Data items:

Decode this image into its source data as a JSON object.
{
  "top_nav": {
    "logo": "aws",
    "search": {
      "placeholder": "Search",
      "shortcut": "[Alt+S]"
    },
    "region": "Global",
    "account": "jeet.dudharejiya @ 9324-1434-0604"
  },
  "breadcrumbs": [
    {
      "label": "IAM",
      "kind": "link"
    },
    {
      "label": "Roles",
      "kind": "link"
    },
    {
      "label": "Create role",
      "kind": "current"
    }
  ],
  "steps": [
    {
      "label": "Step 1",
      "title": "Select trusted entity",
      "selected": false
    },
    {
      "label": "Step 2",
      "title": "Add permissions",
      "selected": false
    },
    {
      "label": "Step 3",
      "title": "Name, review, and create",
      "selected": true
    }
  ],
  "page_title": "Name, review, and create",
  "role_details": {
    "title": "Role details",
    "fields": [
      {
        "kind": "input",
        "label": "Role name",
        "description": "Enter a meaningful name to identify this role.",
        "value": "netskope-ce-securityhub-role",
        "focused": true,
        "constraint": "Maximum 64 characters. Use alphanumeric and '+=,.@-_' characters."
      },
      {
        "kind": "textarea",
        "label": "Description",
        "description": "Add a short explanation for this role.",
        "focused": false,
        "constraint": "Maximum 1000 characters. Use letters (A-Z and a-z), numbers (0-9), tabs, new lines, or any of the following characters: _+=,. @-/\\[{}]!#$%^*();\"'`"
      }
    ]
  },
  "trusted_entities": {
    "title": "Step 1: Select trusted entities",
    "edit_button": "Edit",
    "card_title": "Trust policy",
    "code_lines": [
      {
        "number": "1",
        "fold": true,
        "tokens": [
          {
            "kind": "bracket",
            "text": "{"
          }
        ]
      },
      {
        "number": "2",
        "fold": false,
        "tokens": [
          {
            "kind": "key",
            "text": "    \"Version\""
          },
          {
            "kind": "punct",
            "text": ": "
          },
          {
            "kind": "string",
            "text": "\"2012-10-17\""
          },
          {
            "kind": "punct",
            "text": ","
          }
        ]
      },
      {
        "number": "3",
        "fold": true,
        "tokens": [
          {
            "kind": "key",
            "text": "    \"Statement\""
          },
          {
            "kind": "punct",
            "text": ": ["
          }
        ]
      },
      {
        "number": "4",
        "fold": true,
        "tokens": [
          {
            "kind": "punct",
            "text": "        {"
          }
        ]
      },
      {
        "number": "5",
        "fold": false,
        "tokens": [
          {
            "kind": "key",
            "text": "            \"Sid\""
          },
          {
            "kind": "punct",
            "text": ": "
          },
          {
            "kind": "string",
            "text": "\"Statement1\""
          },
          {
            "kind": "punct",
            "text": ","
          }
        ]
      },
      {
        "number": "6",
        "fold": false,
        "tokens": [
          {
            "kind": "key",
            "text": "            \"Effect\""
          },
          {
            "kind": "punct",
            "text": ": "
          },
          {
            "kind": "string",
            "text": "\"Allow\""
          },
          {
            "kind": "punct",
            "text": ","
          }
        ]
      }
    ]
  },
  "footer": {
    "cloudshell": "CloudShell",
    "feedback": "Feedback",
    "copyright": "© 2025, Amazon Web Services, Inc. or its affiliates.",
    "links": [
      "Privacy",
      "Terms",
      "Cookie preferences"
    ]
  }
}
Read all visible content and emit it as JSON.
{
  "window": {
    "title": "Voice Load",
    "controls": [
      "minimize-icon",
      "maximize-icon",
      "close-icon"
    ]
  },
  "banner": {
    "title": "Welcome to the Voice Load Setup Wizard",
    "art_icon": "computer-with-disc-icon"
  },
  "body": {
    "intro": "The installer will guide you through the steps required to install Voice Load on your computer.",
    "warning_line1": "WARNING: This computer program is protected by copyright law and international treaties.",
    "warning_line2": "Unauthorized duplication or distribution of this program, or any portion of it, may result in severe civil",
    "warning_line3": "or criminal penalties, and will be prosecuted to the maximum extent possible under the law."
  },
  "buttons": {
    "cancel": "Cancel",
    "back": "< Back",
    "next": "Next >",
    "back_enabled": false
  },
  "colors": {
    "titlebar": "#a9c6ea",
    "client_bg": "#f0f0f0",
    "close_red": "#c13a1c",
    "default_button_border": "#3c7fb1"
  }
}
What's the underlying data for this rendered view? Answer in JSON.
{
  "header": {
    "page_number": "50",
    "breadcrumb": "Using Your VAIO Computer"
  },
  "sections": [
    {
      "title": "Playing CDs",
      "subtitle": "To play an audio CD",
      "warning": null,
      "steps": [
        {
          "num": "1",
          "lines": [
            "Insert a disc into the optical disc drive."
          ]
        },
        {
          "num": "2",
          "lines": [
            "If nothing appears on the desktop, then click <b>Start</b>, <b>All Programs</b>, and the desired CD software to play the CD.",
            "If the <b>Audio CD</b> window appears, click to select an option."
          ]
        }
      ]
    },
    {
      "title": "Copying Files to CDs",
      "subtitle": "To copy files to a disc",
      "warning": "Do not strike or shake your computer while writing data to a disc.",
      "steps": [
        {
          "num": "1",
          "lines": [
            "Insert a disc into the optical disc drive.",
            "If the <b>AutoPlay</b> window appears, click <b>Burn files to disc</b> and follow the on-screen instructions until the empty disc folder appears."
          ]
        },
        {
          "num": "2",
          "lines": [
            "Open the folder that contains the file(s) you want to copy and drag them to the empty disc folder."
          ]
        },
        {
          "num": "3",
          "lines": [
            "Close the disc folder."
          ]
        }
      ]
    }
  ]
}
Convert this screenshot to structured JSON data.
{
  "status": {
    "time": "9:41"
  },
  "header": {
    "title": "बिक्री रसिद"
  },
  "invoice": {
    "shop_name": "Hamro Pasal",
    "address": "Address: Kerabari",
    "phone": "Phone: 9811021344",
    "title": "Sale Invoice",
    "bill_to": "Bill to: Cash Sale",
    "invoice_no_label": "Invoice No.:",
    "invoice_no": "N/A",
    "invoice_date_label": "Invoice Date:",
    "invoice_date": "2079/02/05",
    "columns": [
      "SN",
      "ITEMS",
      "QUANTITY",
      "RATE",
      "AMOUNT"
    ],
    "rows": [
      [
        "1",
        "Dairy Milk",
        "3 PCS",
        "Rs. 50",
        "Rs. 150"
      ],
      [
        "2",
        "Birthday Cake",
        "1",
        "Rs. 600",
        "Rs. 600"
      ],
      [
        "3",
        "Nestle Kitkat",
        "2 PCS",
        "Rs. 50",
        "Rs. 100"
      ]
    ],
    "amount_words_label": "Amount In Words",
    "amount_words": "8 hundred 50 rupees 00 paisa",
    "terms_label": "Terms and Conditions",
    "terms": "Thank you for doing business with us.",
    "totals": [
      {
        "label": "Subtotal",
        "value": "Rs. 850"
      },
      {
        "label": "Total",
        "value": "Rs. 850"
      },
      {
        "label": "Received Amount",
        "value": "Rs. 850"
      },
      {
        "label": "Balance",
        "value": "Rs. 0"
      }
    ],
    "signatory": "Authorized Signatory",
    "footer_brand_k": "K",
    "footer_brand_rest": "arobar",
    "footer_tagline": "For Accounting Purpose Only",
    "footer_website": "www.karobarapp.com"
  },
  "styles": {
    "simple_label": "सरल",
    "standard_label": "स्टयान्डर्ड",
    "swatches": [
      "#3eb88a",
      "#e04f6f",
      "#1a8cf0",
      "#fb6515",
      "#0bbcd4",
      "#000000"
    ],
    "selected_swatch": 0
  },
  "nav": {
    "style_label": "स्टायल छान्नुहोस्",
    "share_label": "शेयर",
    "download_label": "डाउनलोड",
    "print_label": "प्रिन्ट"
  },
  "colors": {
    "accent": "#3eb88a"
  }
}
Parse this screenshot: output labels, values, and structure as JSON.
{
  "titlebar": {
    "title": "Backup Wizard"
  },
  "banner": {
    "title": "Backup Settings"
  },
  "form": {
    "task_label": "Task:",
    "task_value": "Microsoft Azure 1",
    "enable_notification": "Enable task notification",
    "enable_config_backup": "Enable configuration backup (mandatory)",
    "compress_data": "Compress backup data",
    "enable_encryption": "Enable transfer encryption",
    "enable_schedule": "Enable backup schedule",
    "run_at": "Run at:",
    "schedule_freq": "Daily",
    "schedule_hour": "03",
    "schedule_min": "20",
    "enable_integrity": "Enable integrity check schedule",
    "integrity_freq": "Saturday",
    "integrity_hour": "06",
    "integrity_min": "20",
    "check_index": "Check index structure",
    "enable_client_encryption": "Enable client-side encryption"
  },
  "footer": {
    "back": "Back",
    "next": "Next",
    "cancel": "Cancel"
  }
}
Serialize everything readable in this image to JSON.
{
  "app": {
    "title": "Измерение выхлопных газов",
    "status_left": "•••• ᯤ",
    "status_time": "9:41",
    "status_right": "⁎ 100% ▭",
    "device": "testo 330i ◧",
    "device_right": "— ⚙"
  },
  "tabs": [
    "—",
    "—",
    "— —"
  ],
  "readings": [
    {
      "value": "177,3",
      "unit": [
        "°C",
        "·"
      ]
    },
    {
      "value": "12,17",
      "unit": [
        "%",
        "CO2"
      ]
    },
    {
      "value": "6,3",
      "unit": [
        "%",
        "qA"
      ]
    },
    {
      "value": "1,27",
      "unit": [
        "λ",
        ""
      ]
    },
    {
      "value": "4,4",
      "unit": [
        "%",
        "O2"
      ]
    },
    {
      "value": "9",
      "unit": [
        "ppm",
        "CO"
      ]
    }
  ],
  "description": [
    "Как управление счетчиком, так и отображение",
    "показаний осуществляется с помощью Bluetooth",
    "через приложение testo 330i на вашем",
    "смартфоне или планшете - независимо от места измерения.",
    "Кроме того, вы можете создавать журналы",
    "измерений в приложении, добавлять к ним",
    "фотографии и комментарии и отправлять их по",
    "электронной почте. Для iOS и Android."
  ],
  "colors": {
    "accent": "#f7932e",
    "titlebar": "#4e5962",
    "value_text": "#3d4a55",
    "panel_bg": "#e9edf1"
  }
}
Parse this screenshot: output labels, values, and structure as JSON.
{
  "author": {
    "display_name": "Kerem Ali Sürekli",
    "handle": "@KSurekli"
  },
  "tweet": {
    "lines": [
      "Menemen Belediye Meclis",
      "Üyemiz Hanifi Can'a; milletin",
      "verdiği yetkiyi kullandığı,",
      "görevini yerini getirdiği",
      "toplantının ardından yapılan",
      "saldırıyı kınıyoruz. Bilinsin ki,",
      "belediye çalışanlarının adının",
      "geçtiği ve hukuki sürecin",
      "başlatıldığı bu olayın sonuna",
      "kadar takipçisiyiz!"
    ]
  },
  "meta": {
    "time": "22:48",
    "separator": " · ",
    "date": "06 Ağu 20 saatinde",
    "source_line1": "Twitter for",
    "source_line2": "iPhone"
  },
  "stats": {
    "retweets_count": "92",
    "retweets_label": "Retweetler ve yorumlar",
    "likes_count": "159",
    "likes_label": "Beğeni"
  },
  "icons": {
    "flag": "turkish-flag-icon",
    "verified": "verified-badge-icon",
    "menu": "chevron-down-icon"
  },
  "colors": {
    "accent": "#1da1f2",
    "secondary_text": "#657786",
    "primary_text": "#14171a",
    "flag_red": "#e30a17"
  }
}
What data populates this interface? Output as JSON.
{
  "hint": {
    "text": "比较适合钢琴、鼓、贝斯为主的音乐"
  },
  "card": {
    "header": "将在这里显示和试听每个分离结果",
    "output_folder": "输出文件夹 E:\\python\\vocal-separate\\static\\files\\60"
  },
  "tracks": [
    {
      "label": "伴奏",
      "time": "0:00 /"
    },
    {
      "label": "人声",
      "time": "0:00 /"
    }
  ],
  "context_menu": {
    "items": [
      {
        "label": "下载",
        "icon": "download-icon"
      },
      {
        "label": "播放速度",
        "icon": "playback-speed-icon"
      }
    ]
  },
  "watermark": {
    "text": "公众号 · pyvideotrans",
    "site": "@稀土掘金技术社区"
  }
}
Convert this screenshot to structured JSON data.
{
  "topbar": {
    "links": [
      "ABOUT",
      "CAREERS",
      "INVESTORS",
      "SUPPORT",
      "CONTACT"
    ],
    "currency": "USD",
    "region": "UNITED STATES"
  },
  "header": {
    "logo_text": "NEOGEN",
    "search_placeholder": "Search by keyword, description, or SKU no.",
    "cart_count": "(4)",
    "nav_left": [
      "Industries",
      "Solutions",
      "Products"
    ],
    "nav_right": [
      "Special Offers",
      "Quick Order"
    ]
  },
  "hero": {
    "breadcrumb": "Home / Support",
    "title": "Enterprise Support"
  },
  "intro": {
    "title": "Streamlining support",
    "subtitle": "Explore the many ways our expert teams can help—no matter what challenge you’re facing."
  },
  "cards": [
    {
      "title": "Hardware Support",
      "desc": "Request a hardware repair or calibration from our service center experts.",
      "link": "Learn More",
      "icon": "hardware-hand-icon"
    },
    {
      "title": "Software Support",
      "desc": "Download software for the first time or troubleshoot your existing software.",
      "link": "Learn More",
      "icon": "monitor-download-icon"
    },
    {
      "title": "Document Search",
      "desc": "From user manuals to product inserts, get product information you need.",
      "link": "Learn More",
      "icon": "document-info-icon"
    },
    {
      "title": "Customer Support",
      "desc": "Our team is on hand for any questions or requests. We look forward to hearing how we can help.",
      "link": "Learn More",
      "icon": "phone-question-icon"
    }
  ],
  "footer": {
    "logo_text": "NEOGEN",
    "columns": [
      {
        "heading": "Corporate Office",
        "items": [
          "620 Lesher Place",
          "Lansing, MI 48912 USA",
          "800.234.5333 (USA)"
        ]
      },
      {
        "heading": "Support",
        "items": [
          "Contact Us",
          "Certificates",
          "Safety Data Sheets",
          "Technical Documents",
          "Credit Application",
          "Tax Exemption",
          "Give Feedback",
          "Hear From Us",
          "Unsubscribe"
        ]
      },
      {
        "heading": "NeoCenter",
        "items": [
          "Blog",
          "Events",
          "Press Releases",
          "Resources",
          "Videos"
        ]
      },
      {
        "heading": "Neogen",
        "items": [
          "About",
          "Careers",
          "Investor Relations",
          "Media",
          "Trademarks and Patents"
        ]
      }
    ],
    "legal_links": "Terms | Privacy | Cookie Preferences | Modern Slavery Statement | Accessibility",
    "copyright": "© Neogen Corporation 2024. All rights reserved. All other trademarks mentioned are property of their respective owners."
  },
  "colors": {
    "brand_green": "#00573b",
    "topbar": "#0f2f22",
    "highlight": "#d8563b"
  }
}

WRITTEN INSTRUCTION => Across the records, how many lines contain "characters"? Only the number should be given.

WRITTEN SOLUTION => 2